TO DO :: Lines before the one containing "OCR this image." are left out; copy that line and every later line through the end of the data exactly.

(Collection entries)
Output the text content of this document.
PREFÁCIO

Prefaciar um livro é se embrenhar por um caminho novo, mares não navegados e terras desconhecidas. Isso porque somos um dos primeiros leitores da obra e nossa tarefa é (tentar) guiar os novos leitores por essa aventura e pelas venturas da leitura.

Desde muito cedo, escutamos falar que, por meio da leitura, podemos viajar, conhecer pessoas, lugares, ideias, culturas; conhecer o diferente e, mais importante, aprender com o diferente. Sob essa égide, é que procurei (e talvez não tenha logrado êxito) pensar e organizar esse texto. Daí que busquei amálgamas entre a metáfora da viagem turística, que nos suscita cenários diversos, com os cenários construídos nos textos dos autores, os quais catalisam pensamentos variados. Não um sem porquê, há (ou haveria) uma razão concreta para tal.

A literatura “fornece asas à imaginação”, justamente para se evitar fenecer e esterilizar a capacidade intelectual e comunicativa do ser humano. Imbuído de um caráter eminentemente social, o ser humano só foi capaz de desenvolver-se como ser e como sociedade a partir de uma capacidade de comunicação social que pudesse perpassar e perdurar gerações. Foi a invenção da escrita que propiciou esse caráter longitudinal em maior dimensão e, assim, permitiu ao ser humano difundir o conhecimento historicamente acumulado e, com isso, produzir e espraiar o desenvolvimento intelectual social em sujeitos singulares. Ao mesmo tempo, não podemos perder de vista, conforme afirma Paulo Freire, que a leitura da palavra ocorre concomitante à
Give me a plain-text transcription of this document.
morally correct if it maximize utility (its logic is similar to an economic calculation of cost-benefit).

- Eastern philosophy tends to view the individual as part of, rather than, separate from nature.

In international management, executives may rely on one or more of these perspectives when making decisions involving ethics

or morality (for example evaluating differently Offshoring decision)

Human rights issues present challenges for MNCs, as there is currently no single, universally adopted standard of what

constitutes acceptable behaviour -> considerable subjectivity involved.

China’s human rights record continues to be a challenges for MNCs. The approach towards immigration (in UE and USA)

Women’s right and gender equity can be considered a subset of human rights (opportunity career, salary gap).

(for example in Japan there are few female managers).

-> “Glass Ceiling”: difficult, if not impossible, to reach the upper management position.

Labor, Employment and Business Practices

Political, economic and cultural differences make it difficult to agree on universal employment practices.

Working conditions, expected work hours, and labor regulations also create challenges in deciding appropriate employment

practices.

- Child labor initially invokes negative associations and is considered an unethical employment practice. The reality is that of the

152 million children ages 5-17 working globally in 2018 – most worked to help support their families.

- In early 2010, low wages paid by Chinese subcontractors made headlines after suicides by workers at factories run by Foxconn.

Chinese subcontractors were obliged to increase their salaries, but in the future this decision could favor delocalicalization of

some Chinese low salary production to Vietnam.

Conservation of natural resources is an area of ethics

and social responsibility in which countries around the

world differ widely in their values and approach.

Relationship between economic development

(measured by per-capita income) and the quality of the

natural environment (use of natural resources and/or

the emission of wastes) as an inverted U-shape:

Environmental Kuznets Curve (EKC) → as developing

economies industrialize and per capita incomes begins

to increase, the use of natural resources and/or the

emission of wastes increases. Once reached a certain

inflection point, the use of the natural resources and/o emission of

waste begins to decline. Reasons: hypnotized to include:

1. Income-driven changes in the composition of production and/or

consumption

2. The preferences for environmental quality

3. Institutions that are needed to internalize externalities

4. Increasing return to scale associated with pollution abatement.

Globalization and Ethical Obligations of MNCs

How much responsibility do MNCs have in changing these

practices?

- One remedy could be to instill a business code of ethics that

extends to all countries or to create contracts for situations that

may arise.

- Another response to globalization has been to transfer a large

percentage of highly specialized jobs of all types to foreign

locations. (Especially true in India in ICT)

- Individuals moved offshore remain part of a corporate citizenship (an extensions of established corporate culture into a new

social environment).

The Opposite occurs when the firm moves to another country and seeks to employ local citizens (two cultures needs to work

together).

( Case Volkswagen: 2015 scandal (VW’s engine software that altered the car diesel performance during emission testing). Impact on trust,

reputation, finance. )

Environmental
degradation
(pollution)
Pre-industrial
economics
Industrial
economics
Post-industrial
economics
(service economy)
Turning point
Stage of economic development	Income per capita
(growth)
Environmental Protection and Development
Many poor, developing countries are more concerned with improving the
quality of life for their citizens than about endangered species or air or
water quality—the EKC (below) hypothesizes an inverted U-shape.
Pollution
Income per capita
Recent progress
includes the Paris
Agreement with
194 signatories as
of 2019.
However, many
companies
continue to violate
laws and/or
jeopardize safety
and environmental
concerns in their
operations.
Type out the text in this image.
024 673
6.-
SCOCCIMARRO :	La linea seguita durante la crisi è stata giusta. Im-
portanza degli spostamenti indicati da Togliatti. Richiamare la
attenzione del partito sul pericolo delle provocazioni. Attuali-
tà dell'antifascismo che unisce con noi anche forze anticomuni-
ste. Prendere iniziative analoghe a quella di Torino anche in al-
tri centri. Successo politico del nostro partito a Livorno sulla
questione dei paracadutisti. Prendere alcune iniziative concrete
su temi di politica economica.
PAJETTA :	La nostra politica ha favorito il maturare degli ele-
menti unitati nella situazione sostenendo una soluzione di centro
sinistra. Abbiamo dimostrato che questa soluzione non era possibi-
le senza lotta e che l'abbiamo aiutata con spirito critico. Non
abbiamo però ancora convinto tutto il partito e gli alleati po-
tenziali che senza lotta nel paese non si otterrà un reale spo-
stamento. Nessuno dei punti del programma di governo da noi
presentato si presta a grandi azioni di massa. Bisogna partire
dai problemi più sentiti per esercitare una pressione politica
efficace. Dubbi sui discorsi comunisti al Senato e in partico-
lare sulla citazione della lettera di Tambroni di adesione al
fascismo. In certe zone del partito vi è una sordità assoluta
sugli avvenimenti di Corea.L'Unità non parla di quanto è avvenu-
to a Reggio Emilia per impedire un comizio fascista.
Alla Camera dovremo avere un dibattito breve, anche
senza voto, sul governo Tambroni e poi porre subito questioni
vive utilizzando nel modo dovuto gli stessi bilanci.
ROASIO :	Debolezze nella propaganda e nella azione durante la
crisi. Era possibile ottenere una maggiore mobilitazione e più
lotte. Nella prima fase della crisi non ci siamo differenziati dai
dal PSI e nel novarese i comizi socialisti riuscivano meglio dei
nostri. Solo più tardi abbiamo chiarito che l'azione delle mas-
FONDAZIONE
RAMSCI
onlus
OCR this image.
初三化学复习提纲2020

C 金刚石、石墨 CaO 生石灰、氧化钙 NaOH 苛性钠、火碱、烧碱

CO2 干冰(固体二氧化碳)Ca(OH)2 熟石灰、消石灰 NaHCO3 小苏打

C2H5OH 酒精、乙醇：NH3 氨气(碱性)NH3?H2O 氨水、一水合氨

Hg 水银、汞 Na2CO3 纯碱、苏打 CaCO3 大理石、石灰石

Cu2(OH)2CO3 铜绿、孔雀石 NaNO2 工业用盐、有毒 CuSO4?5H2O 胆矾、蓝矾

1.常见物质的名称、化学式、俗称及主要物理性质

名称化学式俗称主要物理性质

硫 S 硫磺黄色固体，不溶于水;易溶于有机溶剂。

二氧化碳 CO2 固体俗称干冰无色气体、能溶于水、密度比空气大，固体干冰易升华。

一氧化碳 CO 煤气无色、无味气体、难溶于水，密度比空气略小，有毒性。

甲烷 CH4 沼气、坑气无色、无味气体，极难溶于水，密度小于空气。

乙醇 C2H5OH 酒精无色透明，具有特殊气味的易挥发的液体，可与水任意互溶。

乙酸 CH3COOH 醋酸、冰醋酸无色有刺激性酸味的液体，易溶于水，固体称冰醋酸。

PROBLEM SOLUTION ::
OCR this image.
初三化学复习提纲2020

C 金刚石、石墨 CaO 生石灰、氧化钙 NaOH 苛性钠、火碱、烧碱

CO2 干冰(固体二氧化碳)Ca(OH)2 熟石灰、消石灰 NaHCO3 小苏打

C2H5OH 酒精、乙醇：NH3 氨气(碱性)NH3?H2O 氨水、一水合氨

Hg 水银、汞 Na2CO3 纯碱、苏打 CaCO3 大理石、石灰石

Cu2(OH)2CO3 铜绿、孔雀石 NaNO2 工业用盐、有毒 CuSO4?5H2O 胆矾、蓝矾

1.常见物质的名称、化学式、俗称及主要物理性质

名称化学式俗称主要物理性质

硫 S 硫磺黄色固体，不溶于水;易溶于有机溶剂。

二氧化碳 CO2 固体俗称干冰无色气体、能溶于水、密度比空气大，固体干冰易升华。

一氧化碳 CO 煤气无色、无味气体、难溶于水，密度比空气略小，有毒性。

甲烷 CH4 沼气、坑气无色、无味气体，极难溶于水，密度小于空气。

乙醇 C2H5OH 酒精无色透明，具有特殊气味的易挥发的液体，可与水任意互溶。

乙酸 CH3COOH 醋酸、冰醋酸无色有刺激性酸味的液体，易溶于水，固体称冰醋酸。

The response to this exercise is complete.